Work to be completed: Return every record below exactly as written, but leave out the pictures.

Collected data:
——————

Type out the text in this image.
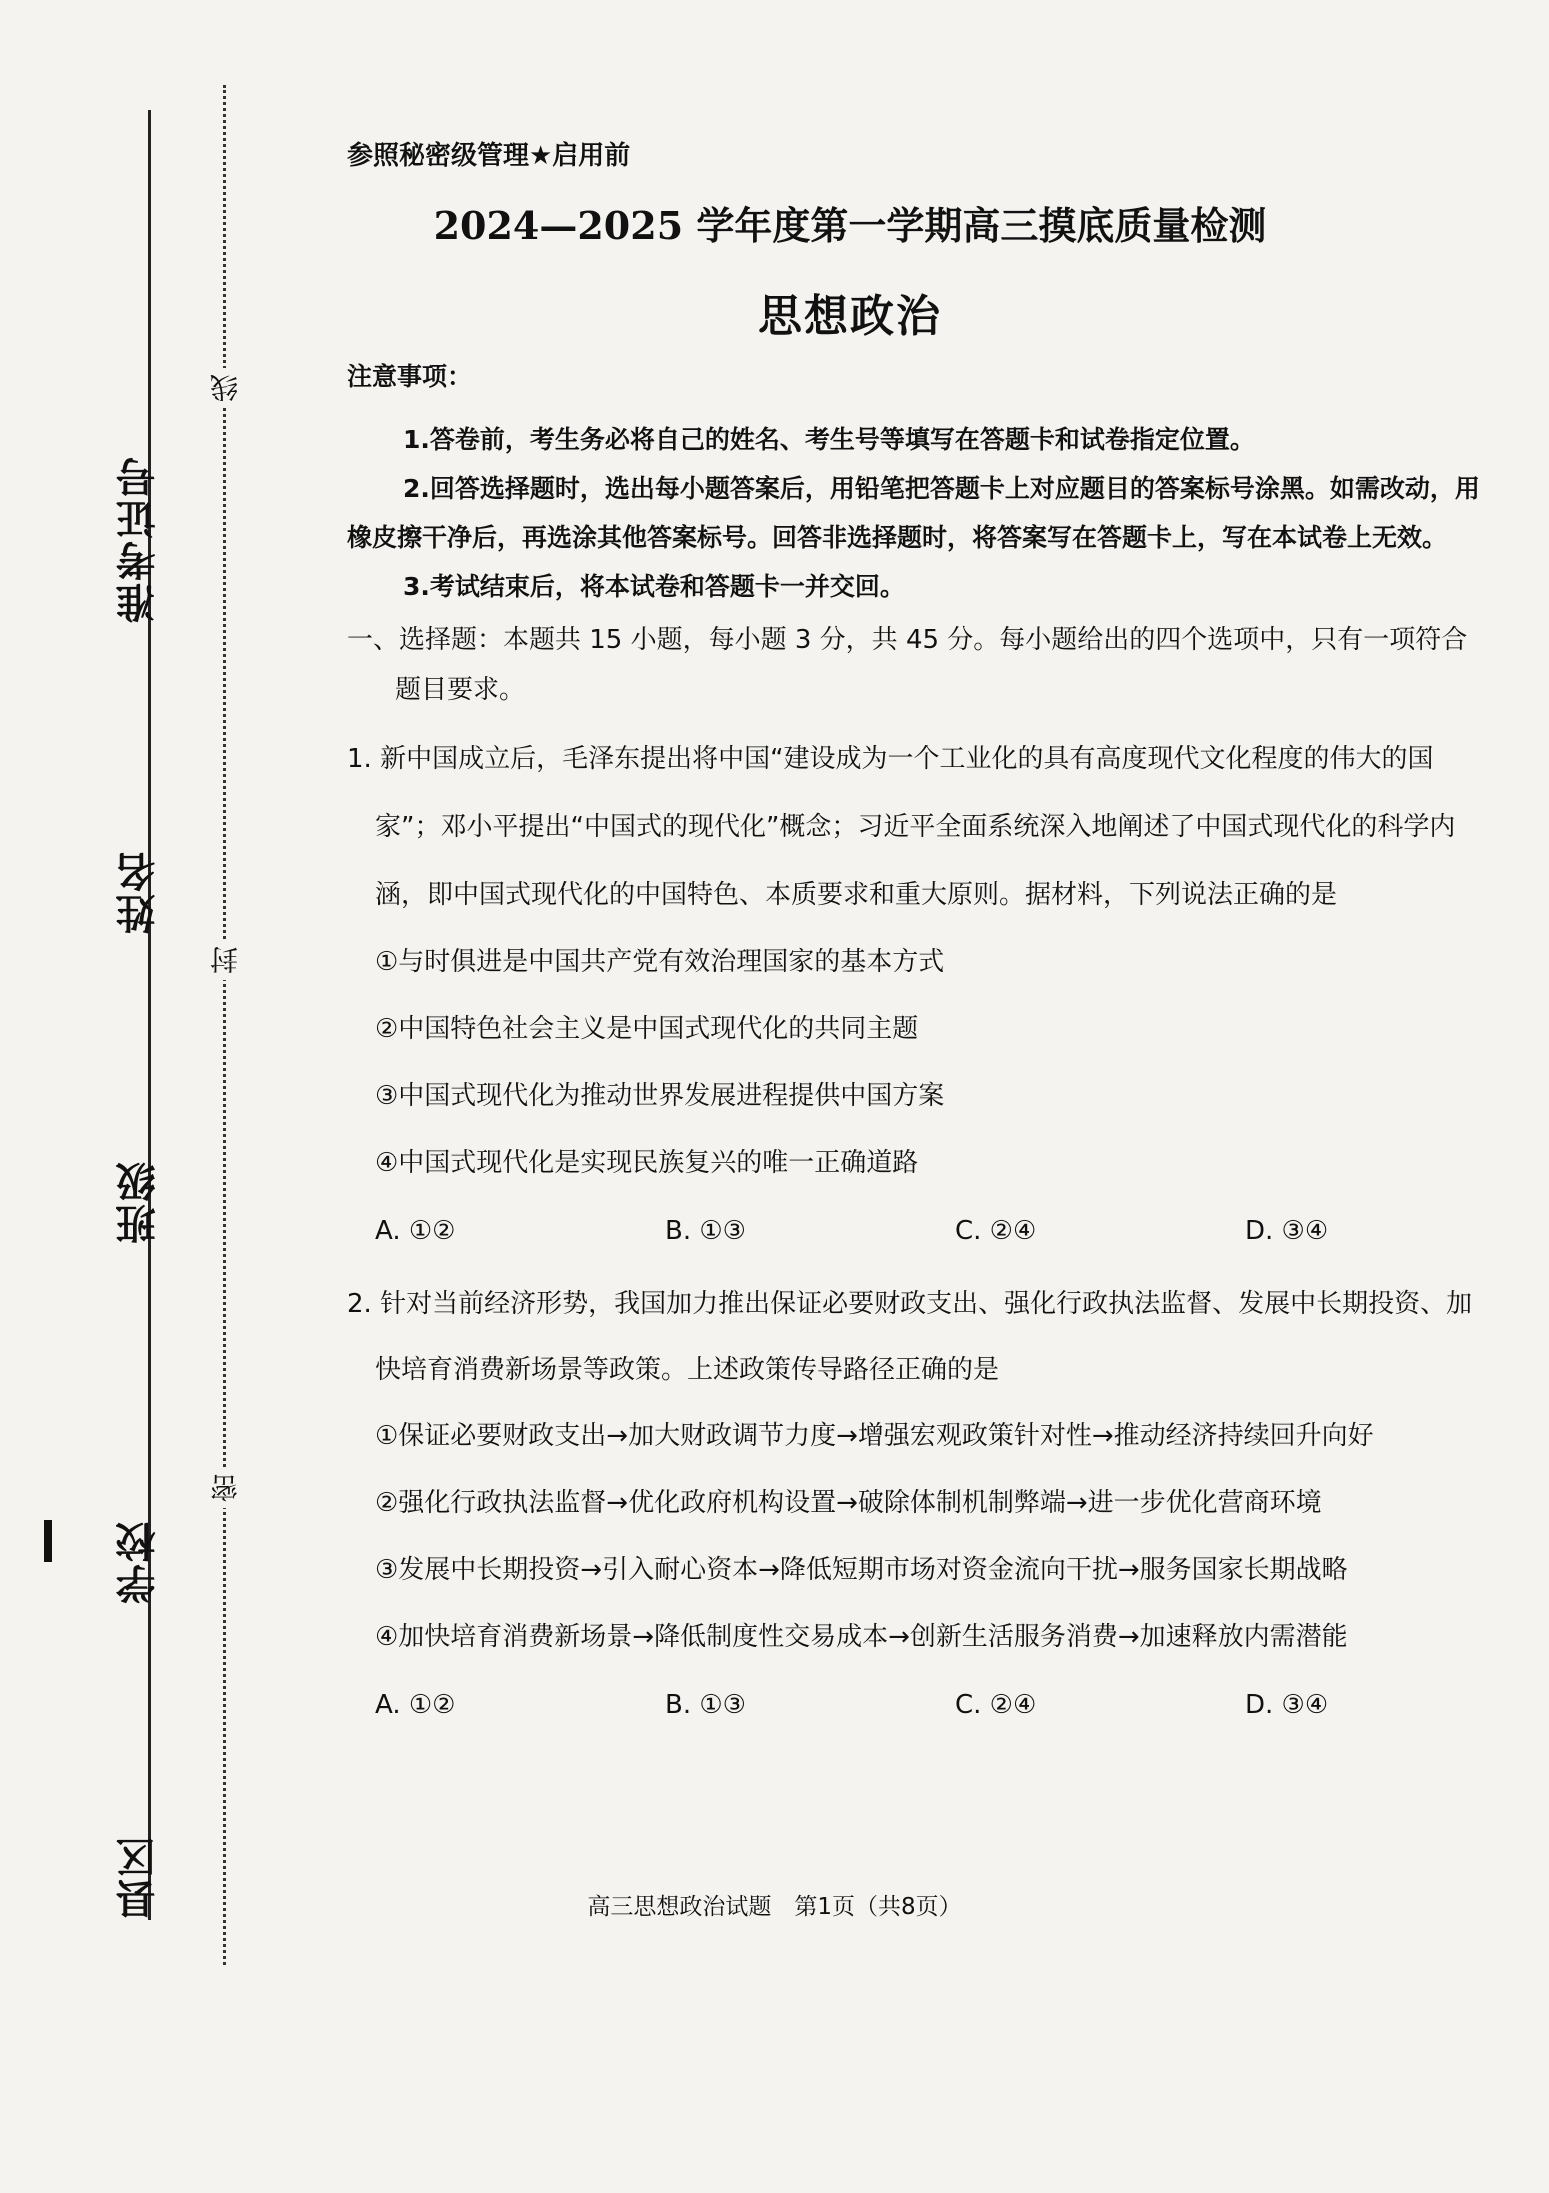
准考证号
姓名
班级
学校
县区
线
封
密
参照秘密级管理★启用前
2024—2025 学年度第一学期高三摸底质量检测
思想政治
注意事项：
1.答卷前，考生务必将自己的姓名、考生号等填写在答题卡和试卷指定位置。
2.回答选择题时，选出每小题答案后，用铅笔把答题卡上对应题目的答案标号涂黑。如需改动，用橡皮擦干净后，再选涂其他答案标号。回答非选择题时，将答案写在答题卡上，写在本试卷上无效。
3.考试结束后，将本试卷和答题卡一并交回。
一、选择题：本题共 15 小题，每小题 3 分，共 45 分。每小题给出的四个选项中，只有一项符合题目要求。
1. 新中国成立后，毛泽东提出将中国“建设成为一个工业化的具有高度现代文化程度的伟大的国家”；邓小平提出“中国式的现代化”概念；习近平全面系统深入地阐述了中国式现代化的科学内涵，即中国式现代化的中国特色、本质要求和重大原则。据材料，下列说法正确的是
①与时俱进是中国共产党有效治理国家的基本方式
②中国特色社会主义是中国式现代化的共同主题
③中国式现代化为推动世界发展进程提供中国方案
④中国式现代化是实现民族复兴的唯一正确道路
A. ①②	B. ①③	C. ②④	D. ③④
2. 针对当前经济形势，我国加力推出保证必要财政支出、强化行政执法监督、发展中长期投资、加快培育消费新场景等政策。上述政策传导路径正确的是
①保证必要财政支出→加大财政调节力度→增强宏观政策针对性→推动经济持续回升向好
②强化行政执法监督→优化政府机构设置→破除体制机制弊端→进一步优化营商环境
③发展中长期投资→引入耐心资本→降低短期市场对资金流向干扰→服务国家长期战略
④加快培育消费新场景→降低制度性交易成本→创新生活服务消费→加速释放内需潜能
A. ①②	B. ①③	C. ②④	D. ③④
高三思想政治试题　第1页（共8页）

——————

Answer for the task:
Type out the text in this image.
准考证号
姓名
班级
学校
县区
线
封
密
参照秘密级管理★启用前
2024—2025 学年度第一学期高三摸底质量检测
思想政治
注意事项：
1.答卷前，考生务必将自己的姓名、考生号等填写在答题卡和试卷指定位置。
2.回答选择题时，选出每小题答案后，用铅笔把答题卡上对应题目的答案标号涂黑。如需改动，用橡皮擦干净后，再选涂其他答案标号。回答非选择题时，将答案写在答题卡上，写在本试卷上无效。
3.考试结束后，将本试卷和答题卡一并交回。
一、选择题：本题共 15 小题，每小题 3 分，共 45 分。每小题给出的四个选项中，只有一项符合题目要求。
1. 新中国成立后，毛泽东提出将中国“建设成为一个工业化的具有高度现代文化程度的伟大的国家”；邓小平提出“中国式的现代化”概念；习近平全面系统深入地阐述了中国式现代化的科学内涵，即中国式现代化的中国特色、本质要求和重大原则。据材料，下列说法正确的是
①与时俱进是中国共产党有效治理国家的基本方式
②中国特色社会主义是中国式现代化的共同主题
③中国式现代化为推动世界发展进程提供中国方案
④中国式现代化是实现民族复兴的唯一正确道路
A. ①②	B. ①③	C. ②④	D. ③④
2. 针对当前经济形势，我国加力推出保证必要财政支出、强化行政执法监督、发展中长期投资、加快培育消费新场景等政策。上述政策传导路径正确的是
①保证必要财政支出→加大财政调节力度→增强宏观政策针对性→推动经济持续回升向好
②强化行政执法监督→优化政府机构设置→破除体制机制弊端→进一步优化营商环境
③发展中长期投资→引入耐心资本→降低短期市场对资金流向干扰→服务国家长期战略
④加快培育消费新场景→降低制度性交易成本→创新生活服务消费→加速释放内需潜能
A. ①②	B. ①③	C. ②④	D. ③④
高三思想政治试题　第1页（共8页）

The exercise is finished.